PROMPT. Exactly repeat the full listing that follows.

###

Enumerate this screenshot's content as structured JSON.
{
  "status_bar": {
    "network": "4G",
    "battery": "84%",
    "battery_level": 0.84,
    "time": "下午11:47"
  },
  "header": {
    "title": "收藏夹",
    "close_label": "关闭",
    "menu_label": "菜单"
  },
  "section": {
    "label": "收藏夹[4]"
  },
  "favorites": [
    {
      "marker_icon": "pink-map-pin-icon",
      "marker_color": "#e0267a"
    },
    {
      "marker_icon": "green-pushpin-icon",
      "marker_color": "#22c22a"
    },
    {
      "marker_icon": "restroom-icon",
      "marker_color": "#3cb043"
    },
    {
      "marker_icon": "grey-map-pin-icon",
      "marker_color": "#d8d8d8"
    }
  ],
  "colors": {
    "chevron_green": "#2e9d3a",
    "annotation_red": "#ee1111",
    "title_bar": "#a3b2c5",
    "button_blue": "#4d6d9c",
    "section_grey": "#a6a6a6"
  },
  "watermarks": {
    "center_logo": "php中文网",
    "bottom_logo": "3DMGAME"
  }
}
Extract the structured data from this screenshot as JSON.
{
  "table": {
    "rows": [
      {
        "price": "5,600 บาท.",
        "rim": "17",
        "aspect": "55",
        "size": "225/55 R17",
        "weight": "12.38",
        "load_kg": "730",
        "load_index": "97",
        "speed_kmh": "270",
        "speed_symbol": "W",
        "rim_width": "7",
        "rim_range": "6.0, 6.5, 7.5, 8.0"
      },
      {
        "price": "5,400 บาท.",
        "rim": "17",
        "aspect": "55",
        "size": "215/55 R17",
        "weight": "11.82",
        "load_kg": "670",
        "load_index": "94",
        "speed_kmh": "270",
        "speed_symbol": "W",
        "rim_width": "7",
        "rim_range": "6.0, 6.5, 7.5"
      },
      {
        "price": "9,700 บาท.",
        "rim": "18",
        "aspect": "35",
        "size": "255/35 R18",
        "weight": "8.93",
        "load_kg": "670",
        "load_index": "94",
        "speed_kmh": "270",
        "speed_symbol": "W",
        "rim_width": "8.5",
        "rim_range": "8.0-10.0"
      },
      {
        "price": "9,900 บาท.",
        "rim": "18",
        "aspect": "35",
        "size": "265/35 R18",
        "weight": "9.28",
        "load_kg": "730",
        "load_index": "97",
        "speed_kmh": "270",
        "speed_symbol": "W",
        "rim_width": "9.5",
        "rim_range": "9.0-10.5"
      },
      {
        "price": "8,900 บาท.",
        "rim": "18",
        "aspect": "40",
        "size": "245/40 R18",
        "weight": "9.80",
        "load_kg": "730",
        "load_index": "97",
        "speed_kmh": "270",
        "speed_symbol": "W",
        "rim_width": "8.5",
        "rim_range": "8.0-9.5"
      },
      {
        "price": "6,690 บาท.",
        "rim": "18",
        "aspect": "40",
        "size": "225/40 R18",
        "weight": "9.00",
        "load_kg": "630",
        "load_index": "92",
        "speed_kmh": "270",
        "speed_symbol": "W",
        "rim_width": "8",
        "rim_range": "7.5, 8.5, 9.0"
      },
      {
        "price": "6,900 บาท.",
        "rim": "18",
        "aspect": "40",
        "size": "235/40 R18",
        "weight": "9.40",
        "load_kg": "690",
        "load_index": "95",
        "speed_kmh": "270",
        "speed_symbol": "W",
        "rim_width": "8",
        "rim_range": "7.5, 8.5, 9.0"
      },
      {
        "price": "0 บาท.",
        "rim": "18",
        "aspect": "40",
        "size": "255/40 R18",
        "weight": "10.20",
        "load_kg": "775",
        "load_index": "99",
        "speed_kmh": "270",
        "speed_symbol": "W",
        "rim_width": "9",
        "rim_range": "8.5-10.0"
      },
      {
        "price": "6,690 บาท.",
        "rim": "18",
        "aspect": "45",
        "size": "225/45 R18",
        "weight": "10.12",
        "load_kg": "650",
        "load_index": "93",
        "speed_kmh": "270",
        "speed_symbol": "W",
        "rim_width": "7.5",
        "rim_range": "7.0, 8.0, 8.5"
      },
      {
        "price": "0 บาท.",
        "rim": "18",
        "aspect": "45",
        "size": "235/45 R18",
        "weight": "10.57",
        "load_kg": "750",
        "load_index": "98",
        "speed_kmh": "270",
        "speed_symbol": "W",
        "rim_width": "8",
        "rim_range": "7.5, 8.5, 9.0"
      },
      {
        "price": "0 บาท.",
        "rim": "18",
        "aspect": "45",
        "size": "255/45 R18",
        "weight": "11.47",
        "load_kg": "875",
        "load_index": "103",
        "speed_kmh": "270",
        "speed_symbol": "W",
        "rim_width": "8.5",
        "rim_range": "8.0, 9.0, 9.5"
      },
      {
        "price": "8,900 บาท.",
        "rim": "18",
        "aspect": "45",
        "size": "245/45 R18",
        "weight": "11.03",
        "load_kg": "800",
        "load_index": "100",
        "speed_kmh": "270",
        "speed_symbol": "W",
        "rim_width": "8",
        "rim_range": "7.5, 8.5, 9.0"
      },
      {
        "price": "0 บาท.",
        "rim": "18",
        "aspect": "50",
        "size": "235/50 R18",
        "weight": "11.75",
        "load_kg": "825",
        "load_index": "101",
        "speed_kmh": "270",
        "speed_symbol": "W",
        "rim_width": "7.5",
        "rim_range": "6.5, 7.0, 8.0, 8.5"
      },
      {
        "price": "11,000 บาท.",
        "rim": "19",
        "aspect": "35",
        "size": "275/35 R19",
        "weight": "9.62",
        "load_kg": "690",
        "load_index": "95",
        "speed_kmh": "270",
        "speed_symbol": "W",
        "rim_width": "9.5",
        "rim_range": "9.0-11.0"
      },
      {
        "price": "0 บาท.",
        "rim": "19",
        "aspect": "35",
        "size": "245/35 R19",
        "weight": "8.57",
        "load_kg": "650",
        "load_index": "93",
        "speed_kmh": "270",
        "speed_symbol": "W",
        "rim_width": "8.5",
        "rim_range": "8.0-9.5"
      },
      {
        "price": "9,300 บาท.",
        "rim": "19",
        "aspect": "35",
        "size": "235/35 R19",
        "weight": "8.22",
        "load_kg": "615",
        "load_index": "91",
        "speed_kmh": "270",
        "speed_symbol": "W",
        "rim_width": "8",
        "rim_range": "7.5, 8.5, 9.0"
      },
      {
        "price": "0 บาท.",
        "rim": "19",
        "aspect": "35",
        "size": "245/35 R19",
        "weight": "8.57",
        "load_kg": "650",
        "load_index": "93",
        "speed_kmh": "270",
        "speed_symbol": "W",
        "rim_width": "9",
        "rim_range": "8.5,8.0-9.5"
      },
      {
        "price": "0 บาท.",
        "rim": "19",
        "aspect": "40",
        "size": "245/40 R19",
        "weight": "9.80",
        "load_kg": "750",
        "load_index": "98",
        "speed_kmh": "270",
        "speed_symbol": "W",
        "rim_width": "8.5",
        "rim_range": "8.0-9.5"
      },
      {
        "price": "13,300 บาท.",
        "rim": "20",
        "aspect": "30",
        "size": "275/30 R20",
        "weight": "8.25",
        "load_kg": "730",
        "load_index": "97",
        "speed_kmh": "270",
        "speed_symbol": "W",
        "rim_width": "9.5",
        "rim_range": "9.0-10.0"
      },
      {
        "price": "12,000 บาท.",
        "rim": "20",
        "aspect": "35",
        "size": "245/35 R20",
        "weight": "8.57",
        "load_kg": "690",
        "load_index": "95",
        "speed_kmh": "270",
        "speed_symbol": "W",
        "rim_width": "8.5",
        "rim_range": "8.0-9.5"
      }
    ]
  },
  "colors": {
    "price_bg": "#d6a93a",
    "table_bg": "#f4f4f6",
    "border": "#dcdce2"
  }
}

###

REPLY.
Enumerate this screenshot's content as structured JSON.
{
  "status_bar": {
    "network": "4G",
    "battery": "84%",
    "battery_level": 0.84,
    "time": "下午11:47"
  },
  "header": {
    "title": "收藏夹",
    "close_label": "关闭",
    "menu_label": "菜单"
  },
  "section": {
    "label": "收藏夹[4]"
  },
  "favorites": [
    {
      "marker_icon": "pink-map-pin-icon",
      "marker_color": "#e0267a"
    },
    {
      "marker_icon": "green-pushpin-icon",
      "marker_color": "#22c22a"
    },
    {
      "marker_icon": "restroom-icon",
      "marker_color": "#3cb043"
    },
    {
      "marker_icon": "grey-map-pin-icon",
      "marker_color": "#d8d8d8"
    }
  ],
  "colors": {
    "chevron_green": "#2e9d3a",
    "annotation_red": "#ee1111",
    "title_bar": "#a3b2c5",
    "button_blue": "#4d6d9c",
    "section_grey": "#a6a6a6"
  },
  "watermarks": {
    "center_logo": "php中文网",
    "bottom_logo": "3DMGAME"
  }
}
Extract the structured data from this screenshot as JSON.
{
  "table": {
    "rows": [
      {
        "price": "5,600 บาท.",
        "rim": "17",
        "aspect": "55",
        "size": "225/55 R17",
        "weight": "12.38",
        "load_kg": "730",
        "load_index": "97",
        "speed_kmh": "270",
        "speed_symbol": "W",
        "rim_width": "7",
        "rim_range": "6.0, 6.5, 7.5, 8.0"
      },
      {
        "price": "5,400 บาท.",
        "rim": "17",
        "aspect": "55",
        "size": "215/55 R17",
        "weight": "11.82",
        "load_kg": "670",
        "load_index": "94",
        "speed_kmh": "270",
        "speed_symbol": "W",
        "rim_width": "7",
        "rim_range": "6.0, 6.5, 7.5"
      },
      {
        "price": "9,700 บาท.",
        "rim": "18",
        "aspect": "35",
        "size": "255/35 R18",
        "weight": "8.93",
        "load_kg": "670",
        "load_index": "94",
        "speed_kmh": "270",
        "speed_symbol": "W",
        "rim_width": "8.5",
        "rim_range": "8.0-10.0"
      },
      {
        "price": "9,900 บาท.",
        "rim": "18",
        "aspect": "35",
        "size": "265/35 R18",
        "weight": "9.28",
        "load_kg": "730",
        "load_index": "97",
        "speed_kmh": "270",
        "speed_symbol": "W",
        "rim_width": "9.5",
        "rim_range": "9.0-10.5"
      },
      {
        "price": "8,900 บาท.",
        "rim": "18",
        "aspect": "40",
        "size": "245/40 R18",
        "weight": "9.80",
        "load_kg": "730",
        "load_index": "97",
        "speed_kmh": "270",
        "speed_symbol": "W",
        "rim_width": "8.5",
        "rim_range": "8.0-9.5"
      },
      {
        "price": "6,690 บาท.",
        "rim": "18",
        "aspect": "40",
        "size": "225/40 R18",
        "weight": "9.00",
        "load_kg": "630",
        "load_index": "92",
        "speed_kmh": "270",
        "speed_symbol": "W",
        "rim_width": "8",
        "rim_range": "7.5, 8.5, 9.0"
      },
      {
        "price": "6,900 บาท.",
        "rim": "18",
        "aspect": "40",
        "size": "235/40 R18",
        "weight": "9.40",
        "load_kg": "690",
        "load_index": "95",
        "speed_kmh": "270",
        "speed_symbol": "W",
        "rim_width": "8",
        "rim_range": "7.5, 8.5, 9.0"
      },
      {
        "price": "0 บาท.",
        "rim": "18",
        "aspect": "40",
        "size": "255/40 R18",
        "weight": "10.20",
        "load_kg": "775",
        "load_index": "99",
        "speed_kmh": "270",
        "speed_symbol": "W",
        "rim_width": "9",
        "rim_range": "8.5-10.0"
      },
      {
        "price": "6,690 บาท.",
        "rim": "18",
        "aspect": "45",
        "size": "225/45 R18",
        "weight": "10.12",
        "load_kg": "650",
        "load_index": "93",
        "speed_kmh": "270",
        "speed_symbol": "W",
        "rim_width": "7.5",
        "rim_range": "7.0, 8.0, 8.5"
      },
      {
        "price": "0 บาท.",
        "rim": "18",
        "aspect": "45",
        "size": "235/45 R18",
        "weight": "10.57",
        "load_kg": "750",
        "load_index": "98",
        "speed_kmh": "270",
        "speed_symbol": "W",
        "rim_width": "8",
        "rim_range": "7.5, 8.5, 9.0"
      },
      {
        "price": "0 บาท.",
        "rim": "18",
        "aspect": "45",
        "size": "255/45 R18",
        "weight": "11.47",
        "load_kg": "875",
        "load_index": "103",
        "speed_kmh": "270",
        "speed_symbol": "W",
        "rim_width": "8.5",
        "rim_range": "8.0, 9.0, 9.5"
      },
      {
        "price": "8,900 บาท.",
        "rim": "18",
        "aspect": "45",
        "size": "245/45 R18",
        "weight": "11.03",
        "load_kg": "800",
        "load_index": "100",
        "speed_kmh": "270",
        "speed_symbol": "W",
        "rim_width": "8",
        "rim_range": "7.5, 8.5, 9.0"
      },
      {
        "price": "0 บาท.",
        "rim": "18",
        "aspect": "50",
        "size": "235/50 R18",
        "weight": "11.75",
        "load_kg": "825",
        "load_index": "101",
        "speed_kmh": "270",
        "speed_symbol": "W",
        "rim_width": "7.5",
        "rim_range": "6.5, 7.0, 8.0, 8.5"
      },
      {
        "price": "11,000 บาท.",
        "rim": "19",
        "aspect": "35",
        "size": "275/35 R19",
        "weight": "9.62",
        "load_kg": "690",
        "load_index": "95",
        "speed_kmh": "270",
        "speed_symbol": "W",
        "rim_width": "9.5",
        "rim_range": "9.0-11.0"
      },
      {
        "price": "0 บาท.",
        "rim": "19",
        "aspect": "35",
        "size": "245/35 R19",
        "weight": "8.57",
        "load_kg": "650",
        "load_index": "93",
        "speed_kmh": "270",
        "speed_symbol": "W",
        "rim_width": "8.5",
        "rim_range": "8.0-9.5"
      },
      {
        "price": "9,300 บาท.",
        "rim": "19",
        "aspect": "35",
        "size": "235/35 R19",
        "weight": "8.22",
        "load_kg": "615",
        "load_index": "91",
        "speed_kmh": "270",
        "speed_symbol": "W",
        "rim_width": "8",
        "rim_range": "7.5, 8.5, 9.0"
      },
      {
        "price": "0 บาท.",
        "rim": "19",
        "aspect": "35",
        "size": "245/35 R19",
        "weight": "8.57",
        "load_kg": "650",
        "load_index": "93",
        "speed_kmh": "270",
        "speed_symbol": "W",
        "rim_width": "9",
        "rim_range": "8.5,8.0-9.5"
      },
      {
        "price": "0 บาท.",
        "rim": "19",
        "aspect": "40",
        "size": "245/40 R19",
        "weight": "9.80",
        "load_kg": "750",
        "load_index": "98",
        "speed_kmh": "270",
        "speed_symbol": "W",
        "rim_width": "8.5",
        "rim_range": "8.0-9.5"
      },
      {
        "price": "13,300 บาท.",
        "rim": "20",
        "aspect": "30",
        "size": "275/30 R20",
        "weight": "8.25",
        "load_kg": "730",
        "load_index": "97",
        "speed_kmh": "270",
        "speed_symbol": "W",
        "rim_width": "9.5",
        "rim_range": "9.0-10.0"
      },
      {
        "price": "12,000 บาท.",
        "rim": "20",
        "aspect": "35",
        "size": "245/35 R20",
        "weight": "8.57",
        "load_kg": "690",
        "load_index": "95",
        "speed_kmh": "270",
        "speed_symbol": "W",
        "rim_width": "8.5",
        "rim_range": "8.0-9.5"
      }
    ]
  },
  "colors": {
    "price_bg": "#d6a93a",
    "table_bg": "#f4f4f6",
    "border": "#dcdce2"
  }
}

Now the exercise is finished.